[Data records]
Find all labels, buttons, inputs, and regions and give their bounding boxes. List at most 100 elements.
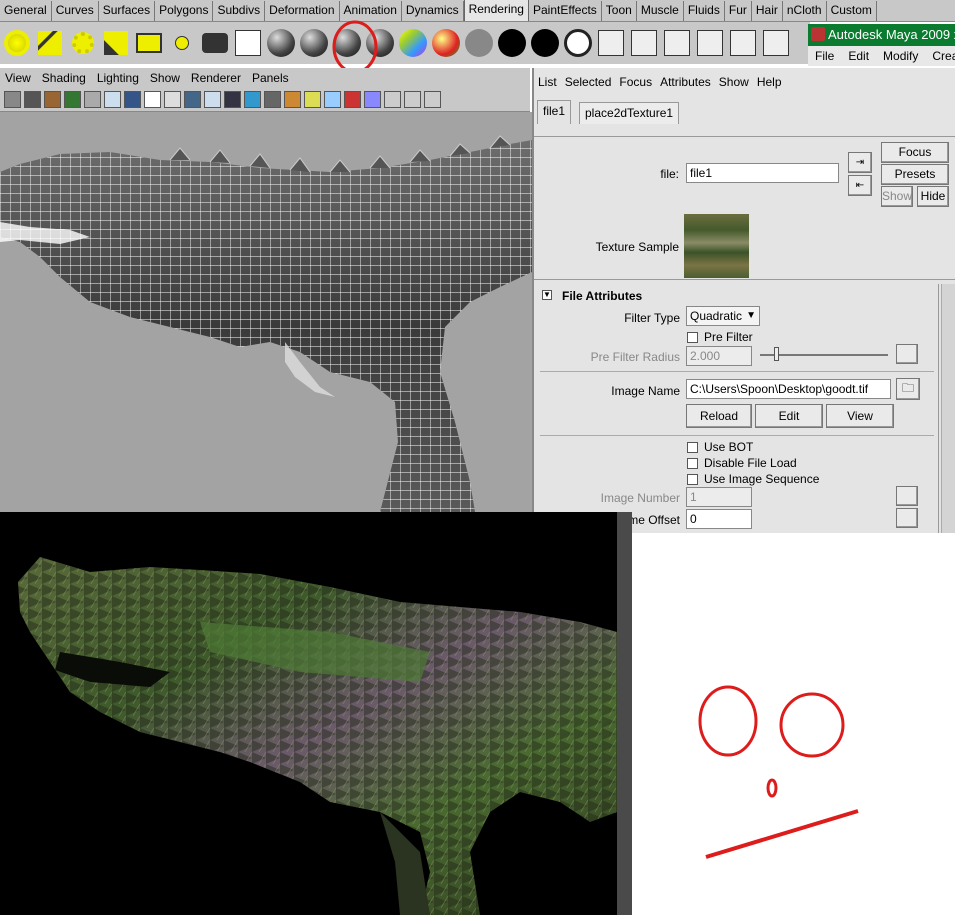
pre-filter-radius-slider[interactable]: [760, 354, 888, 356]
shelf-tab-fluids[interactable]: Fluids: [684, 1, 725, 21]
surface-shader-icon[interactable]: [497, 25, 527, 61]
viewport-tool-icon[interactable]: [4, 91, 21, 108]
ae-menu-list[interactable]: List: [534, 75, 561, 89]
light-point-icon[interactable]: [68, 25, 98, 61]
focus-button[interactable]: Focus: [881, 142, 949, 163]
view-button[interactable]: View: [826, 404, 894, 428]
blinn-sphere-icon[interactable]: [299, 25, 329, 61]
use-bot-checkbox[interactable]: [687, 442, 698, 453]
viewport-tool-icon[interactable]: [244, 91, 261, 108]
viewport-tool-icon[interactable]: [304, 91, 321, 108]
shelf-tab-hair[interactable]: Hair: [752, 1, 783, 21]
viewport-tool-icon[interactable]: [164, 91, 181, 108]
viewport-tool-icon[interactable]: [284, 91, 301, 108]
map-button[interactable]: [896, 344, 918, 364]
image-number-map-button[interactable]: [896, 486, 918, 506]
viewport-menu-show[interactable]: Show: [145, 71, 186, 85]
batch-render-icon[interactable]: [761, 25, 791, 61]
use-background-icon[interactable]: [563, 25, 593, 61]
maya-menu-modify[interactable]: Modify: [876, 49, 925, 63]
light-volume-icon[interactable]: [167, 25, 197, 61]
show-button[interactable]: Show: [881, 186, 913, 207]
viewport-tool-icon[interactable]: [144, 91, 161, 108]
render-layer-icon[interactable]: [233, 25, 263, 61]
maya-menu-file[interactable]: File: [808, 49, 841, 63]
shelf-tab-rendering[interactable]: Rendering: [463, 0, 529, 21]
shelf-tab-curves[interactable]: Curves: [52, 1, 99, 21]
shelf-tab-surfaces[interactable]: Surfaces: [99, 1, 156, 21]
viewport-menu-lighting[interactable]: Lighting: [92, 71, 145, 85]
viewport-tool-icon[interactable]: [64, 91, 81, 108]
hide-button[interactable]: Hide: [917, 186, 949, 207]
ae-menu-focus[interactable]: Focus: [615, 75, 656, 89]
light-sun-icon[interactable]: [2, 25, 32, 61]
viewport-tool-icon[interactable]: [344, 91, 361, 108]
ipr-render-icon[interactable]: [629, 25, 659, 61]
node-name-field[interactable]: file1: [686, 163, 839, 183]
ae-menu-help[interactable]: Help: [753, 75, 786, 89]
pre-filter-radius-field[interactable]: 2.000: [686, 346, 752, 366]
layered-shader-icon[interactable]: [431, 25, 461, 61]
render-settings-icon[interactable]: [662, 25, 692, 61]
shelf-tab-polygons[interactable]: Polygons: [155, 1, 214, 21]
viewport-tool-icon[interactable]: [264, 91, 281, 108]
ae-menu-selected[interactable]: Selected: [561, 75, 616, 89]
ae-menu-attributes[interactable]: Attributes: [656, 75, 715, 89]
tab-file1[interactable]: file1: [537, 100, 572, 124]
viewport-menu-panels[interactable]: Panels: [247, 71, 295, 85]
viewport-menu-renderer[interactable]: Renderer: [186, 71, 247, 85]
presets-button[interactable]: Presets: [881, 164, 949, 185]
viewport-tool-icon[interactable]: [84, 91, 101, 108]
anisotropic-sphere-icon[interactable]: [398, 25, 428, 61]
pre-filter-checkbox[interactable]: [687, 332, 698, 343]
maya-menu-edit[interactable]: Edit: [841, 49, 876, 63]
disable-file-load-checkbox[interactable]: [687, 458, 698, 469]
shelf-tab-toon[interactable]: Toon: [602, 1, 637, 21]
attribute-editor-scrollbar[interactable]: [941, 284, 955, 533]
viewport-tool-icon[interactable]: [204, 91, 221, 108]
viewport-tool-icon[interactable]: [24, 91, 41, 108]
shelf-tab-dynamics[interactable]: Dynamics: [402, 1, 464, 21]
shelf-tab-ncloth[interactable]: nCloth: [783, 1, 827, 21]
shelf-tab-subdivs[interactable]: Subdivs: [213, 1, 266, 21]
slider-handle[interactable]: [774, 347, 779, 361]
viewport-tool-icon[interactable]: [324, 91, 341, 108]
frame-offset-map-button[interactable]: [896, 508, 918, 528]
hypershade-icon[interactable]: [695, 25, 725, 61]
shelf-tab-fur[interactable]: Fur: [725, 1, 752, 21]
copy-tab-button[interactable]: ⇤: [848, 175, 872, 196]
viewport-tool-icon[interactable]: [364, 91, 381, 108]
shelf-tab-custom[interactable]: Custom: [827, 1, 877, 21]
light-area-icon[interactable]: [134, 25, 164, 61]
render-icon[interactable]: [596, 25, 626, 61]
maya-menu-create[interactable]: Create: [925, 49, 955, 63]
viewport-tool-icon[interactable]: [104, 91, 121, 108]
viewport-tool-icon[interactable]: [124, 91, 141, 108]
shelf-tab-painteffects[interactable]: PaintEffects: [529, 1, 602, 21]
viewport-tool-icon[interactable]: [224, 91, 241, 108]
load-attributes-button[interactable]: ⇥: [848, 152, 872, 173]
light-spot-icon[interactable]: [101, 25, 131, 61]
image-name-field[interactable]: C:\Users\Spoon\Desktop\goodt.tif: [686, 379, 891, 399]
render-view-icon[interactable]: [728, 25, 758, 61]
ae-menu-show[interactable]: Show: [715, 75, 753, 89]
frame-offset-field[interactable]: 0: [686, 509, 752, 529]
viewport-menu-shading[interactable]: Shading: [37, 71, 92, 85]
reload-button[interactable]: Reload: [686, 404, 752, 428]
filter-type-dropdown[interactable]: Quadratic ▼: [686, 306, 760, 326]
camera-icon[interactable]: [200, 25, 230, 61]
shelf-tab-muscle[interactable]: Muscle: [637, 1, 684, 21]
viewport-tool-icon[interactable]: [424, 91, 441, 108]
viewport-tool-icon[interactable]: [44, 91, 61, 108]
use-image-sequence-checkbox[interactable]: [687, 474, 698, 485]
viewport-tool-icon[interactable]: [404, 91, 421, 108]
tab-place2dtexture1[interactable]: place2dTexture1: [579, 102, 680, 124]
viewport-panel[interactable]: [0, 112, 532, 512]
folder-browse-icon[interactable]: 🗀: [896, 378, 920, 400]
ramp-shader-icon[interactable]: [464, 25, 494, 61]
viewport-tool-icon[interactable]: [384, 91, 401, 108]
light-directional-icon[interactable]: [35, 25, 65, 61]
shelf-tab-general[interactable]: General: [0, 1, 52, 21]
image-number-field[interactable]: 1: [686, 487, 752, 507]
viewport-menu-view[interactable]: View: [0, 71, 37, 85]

...

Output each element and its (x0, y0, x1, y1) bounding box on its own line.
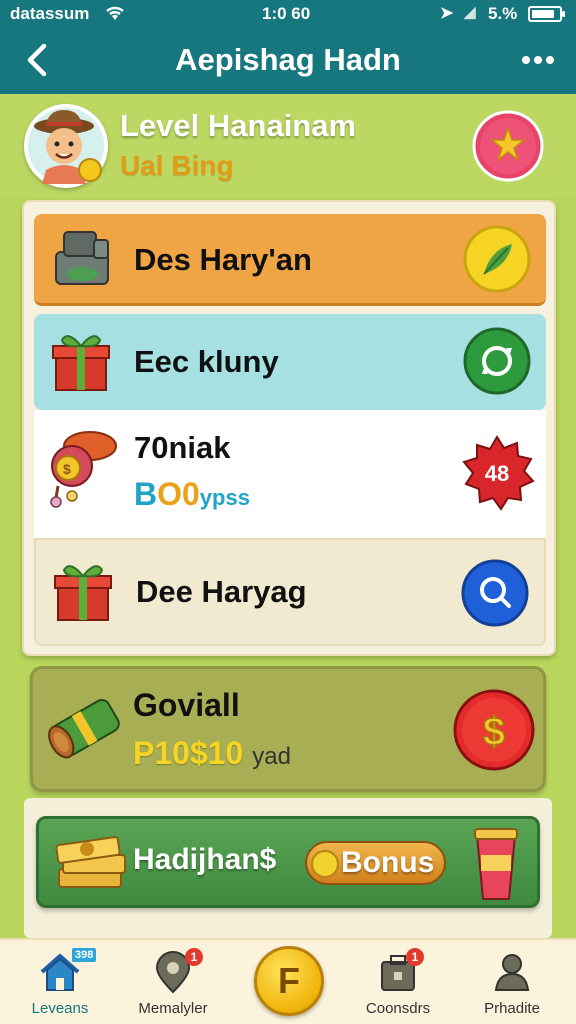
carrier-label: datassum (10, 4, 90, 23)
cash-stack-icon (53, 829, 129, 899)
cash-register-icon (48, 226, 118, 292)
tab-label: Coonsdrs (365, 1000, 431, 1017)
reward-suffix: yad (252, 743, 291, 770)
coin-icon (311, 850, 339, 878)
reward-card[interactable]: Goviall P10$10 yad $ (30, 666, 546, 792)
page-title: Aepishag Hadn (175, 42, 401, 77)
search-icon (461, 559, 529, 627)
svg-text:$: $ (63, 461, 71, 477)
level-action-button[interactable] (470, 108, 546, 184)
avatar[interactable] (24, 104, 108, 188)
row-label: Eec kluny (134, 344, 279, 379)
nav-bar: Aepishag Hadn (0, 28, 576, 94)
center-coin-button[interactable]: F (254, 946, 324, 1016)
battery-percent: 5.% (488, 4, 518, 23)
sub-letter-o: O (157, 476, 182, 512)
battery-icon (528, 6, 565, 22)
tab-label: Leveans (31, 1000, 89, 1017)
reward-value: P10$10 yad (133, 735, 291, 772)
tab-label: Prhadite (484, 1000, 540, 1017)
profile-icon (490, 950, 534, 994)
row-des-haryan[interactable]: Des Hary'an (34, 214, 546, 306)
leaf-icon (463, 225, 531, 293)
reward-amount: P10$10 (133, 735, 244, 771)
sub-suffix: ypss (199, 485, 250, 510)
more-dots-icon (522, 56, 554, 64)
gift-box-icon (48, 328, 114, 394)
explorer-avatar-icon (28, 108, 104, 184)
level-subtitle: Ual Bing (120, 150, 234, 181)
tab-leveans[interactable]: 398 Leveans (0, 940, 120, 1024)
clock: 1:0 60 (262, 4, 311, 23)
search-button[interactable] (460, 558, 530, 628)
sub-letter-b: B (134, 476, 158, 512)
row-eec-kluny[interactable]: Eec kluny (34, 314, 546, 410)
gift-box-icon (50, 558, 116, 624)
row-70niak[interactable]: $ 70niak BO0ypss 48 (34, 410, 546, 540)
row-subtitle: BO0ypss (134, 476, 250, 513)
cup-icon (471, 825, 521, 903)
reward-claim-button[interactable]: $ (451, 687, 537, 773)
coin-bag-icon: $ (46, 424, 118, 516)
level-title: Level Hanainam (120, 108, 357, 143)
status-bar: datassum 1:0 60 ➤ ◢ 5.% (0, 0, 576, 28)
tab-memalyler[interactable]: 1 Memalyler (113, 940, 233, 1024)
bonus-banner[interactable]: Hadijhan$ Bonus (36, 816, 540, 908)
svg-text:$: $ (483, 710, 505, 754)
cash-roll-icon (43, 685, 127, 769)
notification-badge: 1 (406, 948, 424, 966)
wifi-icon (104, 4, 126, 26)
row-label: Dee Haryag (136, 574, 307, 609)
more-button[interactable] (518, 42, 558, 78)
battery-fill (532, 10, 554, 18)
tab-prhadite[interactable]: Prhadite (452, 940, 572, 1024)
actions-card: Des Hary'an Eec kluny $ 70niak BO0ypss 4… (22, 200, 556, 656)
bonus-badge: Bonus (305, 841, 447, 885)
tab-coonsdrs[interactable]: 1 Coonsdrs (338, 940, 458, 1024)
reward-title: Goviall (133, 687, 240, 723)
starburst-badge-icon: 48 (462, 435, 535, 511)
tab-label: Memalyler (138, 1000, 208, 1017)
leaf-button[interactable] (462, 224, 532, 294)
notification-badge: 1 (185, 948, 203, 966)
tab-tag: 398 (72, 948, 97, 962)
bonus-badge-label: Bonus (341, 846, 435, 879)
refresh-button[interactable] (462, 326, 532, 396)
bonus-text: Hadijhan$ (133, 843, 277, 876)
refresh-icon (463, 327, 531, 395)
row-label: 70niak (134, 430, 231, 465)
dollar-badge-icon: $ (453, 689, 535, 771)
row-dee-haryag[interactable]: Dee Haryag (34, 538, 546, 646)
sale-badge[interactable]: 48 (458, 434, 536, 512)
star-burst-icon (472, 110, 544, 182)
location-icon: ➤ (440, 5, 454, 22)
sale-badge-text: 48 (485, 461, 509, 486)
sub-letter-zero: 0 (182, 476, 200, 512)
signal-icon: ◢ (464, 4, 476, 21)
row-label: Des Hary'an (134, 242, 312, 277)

▶ _GIVEN TASK_
Please update the lines starting at the one containing "pre-filter-radius-slider[interactable]: [760, 354, 888, 356]" and ending at the one containing "light-volume-icon[interactable]: [167, 25, 197, 61]", replacing "viewport-tool-icon" with "viewport-tool-button" and leaving everything else unchanged. Return only those lines.

▶ _SOLUTION TO THIS EXERCISE_
pre-filter-radius-slider[interactable]: [760, 354, 888, 356]
shelf-tab-fluids[interactable]: Fluids: [684, 1, 725, 21]
surface-shader-icon[interactable]: [497, 25, 527, 61]
viewport-tool-button[interactable]: [4, 91, 21, 108]
ae-menu-list[interactable]: List: [534, 75, 561, 89]
light-point-icon[interactable]: [68, 25, 98, 61]
focus-button[interactable]: Focus: [881, 142, 949, 163]
view-button[interactable]: View: [826, 404, 894, 428]
blinn-sphere-icon[interactable]: [299, 25, 329, 61]
use-bot-checkbox[interactable]: [687, 442, 698, 453]
viewport-tool-button[interactable]: [244, 91, 261, 108]
viewport-tool-button[interactable]: [304, 91, 321, 108]
shelf-tab-hair[interactable]: Hair: [752, 1, 783, 21]
viewport-tool-button[interactable]: [164, 91, 181, 108]
viewport-tool-button[interactable]: [284, 91, 301, 108]
map-button[interactable]: [896, 344, 918, 364]
image-number-map-button[interactable]: [896, 486, 918, 506]
viewport-menu-show[interactable]: Show: [145, 71, 186, 85]
batch-render-icon[interactable]: [761, 25, 791, 61]
use-background-icon[interactable]: [563, 25, 593, 61]
maya-menu-modify[interactable]: Modify: [876, 49, 925, 63]
light-volume-icon[interactable]: [167, 25, 197, 61]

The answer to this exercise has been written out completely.